GOAL: Scan each line of the records for the word "دهنو" and extract the ones that have it.

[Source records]
┌──

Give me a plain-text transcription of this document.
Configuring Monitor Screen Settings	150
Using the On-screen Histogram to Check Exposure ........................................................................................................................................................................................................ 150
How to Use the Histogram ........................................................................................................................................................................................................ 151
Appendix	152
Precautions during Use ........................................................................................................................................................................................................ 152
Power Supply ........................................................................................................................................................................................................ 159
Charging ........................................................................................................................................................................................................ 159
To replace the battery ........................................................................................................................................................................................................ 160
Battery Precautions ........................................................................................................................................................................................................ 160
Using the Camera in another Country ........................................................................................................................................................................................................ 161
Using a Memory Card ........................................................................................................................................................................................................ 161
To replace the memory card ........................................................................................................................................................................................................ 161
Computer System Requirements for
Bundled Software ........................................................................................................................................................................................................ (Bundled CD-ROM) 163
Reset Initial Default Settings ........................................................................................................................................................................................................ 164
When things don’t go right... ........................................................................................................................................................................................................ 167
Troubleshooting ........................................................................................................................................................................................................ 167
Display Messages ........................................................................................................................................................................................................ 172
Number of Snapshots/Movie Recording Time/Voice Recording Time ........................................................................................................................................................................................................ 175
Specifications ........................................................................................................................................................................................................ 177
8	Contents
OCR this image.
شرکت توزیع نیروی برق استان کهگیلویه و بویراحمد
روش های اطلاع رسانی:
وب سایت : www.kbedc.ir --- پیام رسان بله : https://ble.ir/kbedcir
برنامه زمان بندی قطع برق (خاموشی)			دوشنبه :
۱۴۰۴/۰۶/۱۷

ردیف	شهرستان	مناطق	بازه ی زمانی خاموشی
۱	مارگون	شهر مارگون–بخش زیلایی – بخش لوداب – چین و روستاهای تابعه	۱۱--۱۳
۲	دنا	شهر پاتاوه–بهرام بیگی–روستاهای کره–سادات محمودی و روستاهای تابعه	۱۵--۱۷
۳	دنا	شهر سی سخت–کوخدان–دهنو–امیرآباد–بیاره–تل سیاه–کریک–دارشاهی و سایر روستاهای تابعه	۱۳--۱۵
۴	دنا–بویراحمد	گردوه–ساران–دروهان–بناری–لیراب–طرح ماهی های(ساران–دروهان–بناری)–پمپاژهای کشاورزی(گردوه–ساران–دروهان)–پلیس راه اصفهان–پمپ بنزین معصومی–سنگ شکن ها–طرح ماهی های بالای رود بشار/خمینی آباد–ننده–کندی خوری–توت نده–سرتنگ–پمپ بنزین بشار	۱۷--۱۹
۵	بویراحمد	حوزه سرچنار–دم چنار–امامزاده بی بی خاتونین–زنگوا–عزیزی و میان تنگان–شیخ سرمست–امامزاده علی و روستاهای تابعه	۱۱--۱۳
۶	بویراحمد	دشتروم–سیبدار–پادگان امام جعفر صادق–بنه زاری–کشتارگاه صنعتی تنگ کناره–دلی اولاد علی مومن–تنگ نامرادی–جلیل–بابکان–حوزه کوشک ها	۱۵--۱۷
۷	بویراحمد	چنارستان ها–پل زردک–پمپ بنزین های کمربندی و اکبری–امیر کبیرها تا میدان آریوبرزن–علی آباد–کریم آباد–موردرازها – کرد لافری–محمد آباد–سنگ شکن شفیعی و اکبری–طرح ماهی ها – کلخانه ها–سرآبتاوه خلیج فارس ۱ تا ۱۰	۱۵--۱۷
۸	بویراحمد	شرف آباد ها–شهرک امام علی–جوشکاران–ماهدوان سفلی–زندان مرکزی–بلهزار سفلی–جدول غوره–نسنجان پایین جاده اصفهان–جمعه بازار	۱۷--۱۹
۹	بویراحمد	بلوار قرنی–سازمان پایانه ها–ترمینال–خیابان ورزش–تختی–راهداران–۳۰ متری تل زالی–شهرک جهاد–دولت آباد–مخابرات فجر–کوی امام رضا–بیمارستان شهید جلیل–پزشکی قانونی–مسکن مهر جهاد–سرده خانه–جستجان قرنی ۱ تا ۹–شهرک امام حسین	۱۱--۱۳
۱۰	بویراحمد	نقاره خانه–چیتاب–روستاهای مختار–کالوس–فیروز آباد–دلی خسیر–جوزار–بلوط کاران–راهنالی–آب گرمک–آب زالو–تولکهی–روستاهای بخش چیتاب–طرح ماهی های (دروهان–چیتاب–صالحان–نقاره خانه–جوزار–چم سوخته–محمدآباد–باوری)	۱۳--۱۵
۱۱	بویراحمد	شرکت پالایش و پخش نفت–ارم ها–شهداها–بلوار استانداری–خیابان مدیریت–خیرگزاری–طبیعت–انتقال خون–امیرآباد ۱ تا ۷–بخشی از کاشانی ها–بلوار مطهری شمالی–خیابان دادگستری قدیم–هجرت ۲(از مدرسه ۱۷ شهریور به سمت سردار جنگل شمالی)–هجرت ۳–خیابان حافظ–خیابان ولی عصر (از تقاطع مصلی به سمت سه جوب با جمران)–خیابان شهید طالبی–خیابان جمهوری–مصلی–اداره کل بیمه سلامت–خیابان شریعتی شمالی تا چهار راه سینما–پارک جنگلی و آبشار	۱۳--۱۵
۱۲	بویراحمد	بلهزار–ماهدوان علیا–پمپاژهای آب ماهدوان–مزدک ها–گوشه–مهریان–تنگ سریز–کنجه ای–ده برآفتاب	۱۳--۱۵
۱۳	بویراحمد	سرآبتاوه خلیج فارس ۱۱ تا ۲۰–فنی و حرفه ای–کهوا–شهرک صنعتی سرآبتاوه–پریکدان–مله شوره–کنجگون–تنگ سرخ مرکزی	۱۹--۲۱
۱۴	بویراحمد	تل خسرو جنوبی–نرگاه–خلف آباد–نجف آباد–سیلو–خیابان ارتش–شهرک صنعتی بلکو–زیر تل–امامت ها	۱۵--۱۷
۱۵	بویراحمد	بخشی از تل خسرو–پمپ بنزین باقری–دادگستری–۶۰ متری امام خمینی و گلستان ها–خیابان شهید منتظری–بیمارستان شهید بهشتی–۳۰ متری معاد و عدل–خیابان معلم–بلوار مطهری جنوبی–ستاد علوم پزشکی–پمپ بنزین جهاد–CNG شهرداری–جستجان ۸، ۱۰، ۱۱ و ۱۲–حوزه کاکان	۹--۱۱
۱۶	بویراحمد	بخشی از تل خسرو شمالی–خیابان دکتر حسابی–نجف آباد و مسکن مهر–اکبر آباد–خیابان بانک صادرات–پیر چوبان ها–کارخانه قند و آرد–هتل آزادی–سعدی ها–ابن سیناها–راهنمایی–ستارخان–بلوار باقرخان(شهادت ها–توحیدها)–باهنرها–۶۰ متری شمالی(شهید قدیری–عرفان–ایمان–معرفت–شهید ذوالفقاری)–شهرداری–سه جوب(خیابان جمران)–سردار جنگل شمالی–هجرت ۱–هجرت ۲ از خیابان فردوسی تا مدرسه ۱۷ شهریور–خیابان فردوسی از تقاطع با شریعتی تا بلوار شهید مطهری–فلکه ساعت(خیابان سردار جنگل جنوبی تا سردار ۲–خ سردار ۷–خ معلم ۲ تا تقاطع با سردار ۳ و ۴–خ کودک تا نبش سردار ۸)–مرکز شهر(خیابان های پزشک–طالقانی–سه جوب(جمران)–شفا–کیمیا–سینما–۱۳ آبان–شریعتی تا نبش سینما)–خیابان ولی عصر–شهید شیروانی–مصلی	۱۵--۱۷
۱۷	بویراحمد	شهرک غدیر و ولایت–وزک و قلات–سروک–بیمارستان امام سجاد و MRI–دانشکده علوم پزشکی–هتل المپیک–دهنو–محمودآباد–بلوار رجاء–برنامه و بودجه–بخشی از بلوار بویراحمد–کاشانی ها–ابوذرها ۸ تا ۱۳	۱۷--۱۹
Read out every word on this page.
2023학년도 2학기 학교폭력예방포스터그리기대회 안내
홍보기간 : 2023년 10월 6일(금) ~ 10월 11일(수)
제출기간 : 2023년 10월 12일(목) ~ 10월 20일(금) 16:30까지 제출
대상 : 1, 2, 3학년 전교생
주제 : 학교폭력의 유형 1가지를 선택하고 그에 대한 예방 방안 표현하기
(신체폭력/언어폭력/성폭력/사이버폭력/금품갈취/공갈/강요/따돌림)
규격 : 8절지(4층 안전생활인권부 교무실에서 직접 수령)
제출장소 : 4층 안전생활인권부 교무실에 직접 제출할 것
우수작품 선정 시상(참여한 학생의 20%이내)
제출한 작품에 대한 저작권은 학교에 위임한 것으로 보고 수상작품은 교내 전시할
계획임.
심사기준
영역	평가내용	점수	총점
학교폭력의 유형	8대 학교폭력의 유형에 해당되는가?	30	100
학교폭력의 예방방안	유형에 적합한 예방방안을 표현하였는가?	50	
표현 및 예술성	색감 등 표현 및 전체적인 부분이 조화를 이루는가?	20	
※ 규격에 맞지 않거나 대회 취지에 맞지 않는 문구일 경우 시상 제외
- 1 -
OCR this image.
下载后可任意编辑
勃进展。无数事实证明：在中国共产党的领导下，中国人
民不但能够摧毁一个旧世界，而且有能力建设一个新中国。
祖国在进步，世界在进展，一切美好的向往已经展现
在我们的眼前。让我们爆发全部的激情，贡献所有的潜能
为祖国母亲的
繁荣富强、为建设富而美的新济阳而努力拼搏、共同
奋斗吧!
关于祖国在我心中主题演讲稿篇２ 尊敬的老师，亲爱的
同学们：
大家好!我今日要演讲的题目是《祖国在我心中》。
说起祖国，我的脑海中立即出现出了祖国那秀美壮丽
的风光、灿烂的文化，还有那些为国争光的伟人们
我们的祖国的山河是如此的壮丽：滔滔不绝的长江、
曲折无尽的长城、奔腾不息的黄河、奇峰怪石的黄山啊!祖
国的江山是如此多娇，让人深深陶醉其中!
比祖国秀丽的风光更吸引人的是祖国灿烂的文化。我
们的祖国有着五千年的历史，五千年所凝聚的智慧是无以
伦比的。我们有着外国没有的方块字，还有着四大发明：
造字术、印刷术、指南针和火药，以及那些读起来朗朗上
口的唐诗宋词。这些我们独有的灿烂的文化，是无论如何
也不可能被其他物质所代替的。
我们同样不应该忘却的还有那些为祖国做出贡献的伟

└──

SOLUTION FOR THIS TASK:
۳	دنا	شهر سی سخت–کوخدان–دهنو–امیرآباد–بیاره–تل سیاه–کریک–دارشاهی و سایر روستاهای تابعه	۱۳--۱۵
۱۷	بویراحمد	شهرک غدیر و ولایت–وزک و قلات–سروک–بیمارستان امام سجاد و MRI–دانشکده علوم پزشکی–هتل المپیک–دهنو–محمودآباد–بلوار رجاء–برنامه و بودجه–بخشی از بلوار بویراحمد–کاشانی ها–ابوذرها ۸ تا ۱۳	۱۷--۱۹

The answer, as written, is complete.